▸ **Your goal**
Without omitting anything, return the records precisely as given.

▸ **Data supplied**

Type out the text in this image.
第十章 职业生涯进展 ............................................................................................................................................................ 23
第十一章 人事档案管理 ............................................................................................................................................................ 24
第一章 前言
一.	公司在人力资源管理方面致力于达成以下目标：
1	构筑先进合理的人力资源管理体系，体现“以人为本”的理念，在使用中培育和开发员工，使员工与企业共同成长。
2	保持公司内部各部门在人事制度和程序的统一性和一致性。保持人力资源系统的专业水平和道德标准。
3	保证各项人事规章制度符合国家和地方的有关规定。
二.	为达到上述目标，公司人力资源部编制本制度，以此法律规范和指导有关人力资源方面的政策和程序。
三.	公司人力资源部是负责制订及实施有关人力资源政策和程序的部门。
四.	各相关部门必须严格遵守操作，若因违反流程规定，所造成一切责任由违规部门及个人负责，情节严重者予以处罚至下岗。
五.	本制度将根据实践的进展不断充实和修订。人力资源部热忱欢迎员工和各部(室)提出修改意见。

▸ **Solution**
Type out the text in this image.
第十章 职业生涯进展 ............................................................................................................................................................ 23
第十一章 人事档案管理 ............................................................................................................................................................ 24
第一章 前言
一.	公司在人力资源管理方面致力于达成以下目标：
1	构筑先进合理的人力资源管理体系，体现“以人为本”的理念，在使用中培育和开发员工，使员工与企业共同成长。
2	保持公司内部各部门在人事制度和程序的统一性和一致性。保持人力资源系统的专业水平和道德标准。
3	保证各项人事规章制度符合国家和地方的有关规定。
二.	为达到上述目标，公司人力资源部编制本制度，以此法律规范和指导有关人力资源方面的政策和程序。
三.	公司人力资源部是负责制订及实施有关人力资源政策和程序的部门。
四.	各相关部门必须严格遵守操作，若因违反流程规定，所造成一切责任由违规部门及个人负责，情节严重者予以处罚至下岗。
五.	本制度将根据实践的进展不断充实和修订。人力资源部热忱欢迎员工和各部(室)提出修改意见。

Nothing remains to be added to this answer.